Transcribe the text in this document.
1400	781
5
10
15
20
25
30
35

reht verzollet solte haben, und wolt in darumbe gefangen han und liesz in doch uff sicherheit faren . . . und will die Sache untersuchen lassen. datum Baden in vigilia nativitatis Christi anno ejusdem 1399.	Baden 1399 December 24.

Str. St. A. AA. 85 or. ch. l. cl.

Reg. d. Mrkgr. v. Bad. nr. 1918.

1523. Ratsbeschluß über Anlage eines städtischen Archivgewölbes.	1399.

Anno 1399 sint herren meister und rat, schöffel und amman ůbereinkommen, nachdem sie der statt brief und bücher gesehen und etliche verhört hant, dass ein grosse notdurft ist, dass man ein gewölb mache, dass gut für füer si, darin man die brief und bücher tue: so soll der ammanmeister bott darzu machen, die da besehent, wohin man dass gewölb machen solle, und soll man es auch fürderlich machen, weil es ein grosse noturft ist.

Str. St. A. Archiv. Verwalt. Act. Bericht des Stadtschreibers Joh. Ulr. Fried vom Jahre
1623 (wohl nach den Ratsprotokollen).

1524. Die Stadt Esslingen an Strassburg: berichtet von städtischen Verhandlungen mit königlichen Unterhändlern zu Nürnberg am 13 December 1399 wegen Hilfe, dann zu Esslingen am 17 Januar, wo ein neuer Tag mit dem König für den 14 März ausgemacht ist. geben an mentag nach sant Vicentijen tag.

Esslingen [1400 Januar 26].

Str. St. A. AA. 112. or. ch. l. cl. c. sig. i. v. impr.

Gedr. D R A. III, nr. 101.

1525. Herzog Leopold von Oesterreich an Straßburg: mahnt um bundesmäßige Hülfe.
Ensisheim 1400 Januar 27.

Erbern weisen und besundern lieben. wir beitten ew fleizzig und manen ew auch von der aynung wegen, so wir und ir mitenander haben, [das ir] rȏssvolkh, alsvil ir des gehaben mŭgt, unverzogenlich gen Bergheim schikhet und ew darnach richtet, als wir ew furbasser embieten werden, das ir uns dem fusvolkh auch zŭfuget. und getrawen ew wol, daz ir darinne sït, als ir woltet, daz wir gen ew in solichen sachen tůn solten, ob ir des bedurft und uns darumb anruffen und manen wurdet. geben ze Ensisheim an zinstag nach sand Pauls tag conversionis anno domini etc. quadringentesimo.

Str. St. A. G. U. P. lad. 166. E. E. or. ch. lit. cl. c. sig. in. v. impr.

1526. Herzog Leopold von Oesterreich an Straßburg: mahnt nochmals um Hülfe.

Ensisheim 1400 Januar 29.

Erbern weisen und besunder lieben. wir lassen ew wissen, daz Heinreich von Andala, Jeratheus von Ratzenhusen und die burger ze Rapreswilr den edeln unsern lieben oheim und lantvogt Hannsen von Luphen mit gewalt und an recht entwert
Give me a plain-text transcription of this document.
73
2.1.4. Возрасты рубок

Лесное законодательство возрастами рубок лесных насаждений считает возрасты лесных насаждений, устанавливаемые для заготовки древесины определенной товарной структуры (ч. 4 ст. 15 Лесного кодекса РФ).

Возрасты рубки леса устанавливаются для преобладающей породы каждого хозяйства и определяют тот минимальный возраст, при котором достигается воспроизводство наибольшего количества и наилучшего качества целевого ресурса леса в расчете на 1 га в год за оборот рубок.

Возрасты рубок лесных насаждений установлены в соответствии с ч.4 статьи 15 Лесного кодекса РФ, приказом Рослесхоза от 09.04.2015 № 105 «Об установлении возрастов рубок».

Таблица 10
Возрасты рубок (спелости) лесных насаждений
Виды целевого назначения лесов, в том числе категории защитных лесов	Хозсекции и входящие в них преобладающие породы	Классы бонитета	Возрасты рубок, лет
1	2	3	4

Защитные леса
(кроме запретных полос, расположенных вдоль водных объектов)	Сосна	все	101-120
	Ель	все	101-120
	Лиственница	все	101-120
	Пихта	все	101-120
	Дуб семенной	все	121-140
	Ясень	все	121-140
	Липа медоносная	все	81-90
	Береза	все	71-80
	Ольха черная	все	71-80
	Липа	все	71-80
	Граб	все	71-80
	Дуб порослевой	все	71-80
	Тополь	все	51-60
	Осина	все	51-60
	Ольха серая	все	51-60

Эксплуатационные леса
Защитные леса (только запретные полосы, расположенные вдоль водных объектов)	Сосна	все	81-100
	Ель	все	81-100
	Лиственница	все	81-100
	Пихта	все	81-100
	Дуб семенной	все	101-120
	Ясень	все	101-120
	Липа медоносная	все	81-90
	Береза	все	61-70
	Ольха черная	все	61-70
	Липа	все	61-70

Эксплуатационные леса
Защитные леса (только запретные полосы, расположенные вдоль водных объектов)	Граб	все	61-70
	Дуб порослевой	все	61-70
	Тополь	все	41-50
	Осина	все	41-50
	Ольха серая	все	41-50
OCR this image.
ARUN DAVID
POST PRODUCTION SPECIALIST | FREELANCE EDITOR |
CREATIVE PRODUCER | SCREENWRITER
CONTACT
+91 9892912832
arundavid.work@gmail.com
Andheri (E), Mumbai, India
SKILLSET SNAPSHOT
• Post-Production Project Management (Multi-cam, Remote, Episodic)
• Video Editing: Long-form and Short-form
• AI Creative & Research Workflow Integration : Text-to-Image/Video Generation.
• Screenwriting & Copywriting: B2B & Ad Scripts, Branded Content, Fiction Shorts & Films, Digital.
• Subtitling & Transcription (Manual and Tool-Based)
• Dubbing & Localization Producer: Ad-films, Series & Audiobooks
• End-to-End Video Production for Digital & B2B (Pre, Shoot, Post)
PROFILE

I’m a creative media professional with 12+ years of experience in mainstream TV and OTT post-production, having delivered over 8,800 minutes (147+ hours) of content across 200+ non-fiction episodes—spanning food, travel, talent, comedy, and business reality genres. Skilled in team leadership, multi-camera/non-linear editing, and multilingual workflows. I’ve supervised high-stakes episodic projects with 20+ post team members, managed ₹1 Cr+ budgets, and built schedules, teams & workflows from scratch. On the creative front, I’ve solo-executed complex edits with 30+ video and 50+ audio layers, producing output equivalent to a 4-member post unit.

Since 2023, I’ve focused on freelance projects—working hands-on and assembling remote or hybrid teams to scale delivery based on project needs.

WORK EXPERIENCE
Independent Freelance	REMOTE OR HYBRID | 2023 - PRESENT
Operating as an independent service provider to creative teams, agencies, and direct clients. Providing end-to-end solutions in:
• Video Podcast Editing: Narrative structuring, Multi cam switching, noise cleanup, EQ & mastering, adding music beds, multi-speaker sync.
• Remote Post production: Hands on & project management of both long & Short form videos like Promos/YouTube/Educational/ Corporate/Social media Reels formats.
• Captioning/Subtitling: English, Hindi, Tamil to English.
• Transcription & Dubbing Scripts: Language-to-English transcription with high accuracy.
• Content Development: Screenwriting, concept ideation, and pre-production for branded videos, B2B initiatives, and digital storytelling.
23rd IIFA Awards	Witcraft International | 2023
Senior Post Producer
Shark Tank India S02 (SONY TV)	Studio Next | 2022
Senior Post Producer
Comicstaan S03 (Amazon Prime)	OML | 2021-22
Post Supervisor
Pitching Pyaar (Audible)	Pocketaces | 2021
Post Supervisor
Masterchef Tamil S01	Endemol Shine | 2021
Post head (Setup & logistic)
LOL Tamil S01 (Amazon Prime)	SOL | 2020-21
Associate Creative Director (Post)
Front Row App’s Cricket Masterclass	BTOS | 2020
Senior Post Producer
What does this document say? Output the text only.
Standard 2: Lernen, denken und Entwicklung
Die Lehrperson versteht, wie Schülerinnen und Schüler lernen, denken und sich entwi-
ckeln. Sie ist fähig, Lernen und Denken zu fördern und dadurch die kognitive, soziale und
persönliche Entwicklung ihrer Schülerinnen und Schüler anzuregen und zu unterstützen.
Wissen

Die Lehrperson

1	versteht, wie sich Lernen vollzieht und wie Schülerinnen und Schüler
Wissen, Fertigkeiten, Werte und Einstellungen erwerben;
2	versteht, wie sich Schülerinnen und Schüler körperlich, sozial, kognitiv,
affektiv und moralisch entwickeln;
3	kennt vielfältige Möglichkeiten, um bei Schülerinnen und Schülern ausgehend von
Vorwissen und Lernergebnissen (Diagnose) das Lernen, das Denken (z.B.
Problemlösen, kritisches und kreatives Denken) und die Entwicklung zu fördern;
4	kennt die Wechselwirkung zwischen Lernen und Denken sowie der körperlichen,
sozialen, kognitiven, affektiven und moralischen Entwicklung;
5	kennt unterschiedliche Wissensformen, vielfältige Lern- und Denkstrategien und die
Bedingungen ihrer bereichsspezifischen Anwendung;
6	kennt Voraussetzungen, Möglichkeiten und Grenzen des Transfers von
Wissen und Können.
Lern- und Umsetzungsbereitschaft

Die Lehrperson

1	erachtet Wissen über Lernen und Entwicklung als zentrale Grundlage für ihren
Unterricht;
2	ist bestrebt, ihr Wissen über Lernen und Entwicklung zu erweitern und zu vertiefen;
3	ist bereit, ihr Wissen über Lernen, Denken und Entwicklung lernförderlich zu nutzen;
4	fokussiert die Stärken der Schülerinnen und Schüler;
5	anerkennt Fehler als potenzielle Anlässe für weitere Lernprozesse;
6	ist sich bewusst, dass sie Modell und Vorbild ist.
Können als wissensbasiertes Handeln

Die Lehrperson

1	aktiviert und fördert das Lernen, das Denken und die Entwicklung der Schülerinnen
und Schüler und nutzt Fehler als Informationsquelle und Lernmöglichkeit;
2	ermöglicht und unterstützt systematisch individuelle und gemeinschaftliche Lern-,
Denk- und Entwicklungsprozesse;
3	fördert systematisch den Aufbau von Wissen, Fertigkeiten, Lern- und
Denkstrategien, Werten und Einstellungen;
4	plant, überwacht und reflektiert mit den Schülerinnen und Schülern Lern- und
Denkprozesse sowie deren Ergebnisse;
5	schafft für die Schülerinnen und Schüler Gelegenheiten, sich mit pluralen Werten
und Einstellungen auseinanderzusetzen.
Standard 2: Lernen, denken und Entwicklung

________________

> [STATED GOAL]:
Find the lines that include the string "целевого", then copy each of them.

> [COMPLETE ANSWER]:
Возрасты рубки леса устанавливаются для преобладающей породы каждого хозяйства и определяют тот минимальный возраст, при котором достигается воспроизводство наибольшего количества и наилучшего качества целевого ресурса леса в расчете на 1 га в год за оборот рубок.
Виды целевого назначения лесов, в том числе категории защитных лесов	Хозсекции и входящие в них преобладающие породы	Классы бонитета	Возрасты рубок, лет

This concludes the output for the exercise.